• **WORK INSTRUCTIONS**
Produce the listing below again, exactly as shown.

• **Figure content listings**
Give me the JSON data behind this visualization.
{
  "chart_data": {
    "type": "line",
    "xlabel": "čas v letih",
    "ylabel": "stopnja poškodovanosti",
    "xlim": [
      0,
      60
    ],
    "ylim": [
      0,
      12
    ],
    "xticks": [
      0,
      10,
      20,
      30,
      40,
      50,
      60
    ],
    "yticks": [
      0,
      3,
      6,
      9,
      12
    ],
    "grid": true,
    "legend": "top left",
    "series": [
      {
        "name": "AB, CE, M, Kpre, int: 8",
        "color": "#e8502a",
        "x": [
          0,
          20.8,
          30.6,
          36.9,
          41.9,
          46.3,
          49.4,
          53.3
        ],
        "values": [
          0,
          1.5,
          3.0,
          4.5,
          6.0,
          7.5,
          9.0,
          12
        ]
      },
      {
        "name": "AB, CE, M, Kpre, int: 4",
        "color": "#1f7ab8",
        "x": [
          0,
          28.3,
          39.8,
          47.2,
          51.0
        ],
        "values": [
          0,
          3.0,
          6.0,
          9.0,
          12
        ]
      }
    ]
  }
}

• **WRITTEN ANSWER**
Give me the JSON data behind this visualization.
{
  "chart_data": {
    "type": "line",
    "xlabel": "čas v letih",
    "ylabel": "stopnja poškodovanosti",
    "xlim": [
      0,
      60
    ],
    "ylim": [
      0,
      12
    ],
    "xticks": [
      0,
      10,
      20,
      30,
      40,
      50,
      60
    ],
    "yticks": [
      0,
      3,
      6,
      9,
      12
    ],
    "grid": true,
    "legend": "top left",
    "series": [
      {
        "name": "AB, CE, M, Kpre, int: 8",
        "color": "#e8502a",
        "x": [
          0,
          20.8,
          30.6,
          36.9,
          41.9,
          46.3,
          49.4,
          53.3
        ],
        "values": [
          0,
          1.5,
          3.0,
          4.5,
          6.0,
          7.5,
          9.0,
          12
        ]
      },
      {
        "name": "AB, CE, M, Kpre, int: 4",
        "color": "#1f7ab8",
        "x": [
          0,
          28.3,
          39.8,
          47.2,
          51.0
        ],
        "values": [
          0,
          3.0,
          6.0,
          9.0,
          12
        ]
      }
    ]
  }
}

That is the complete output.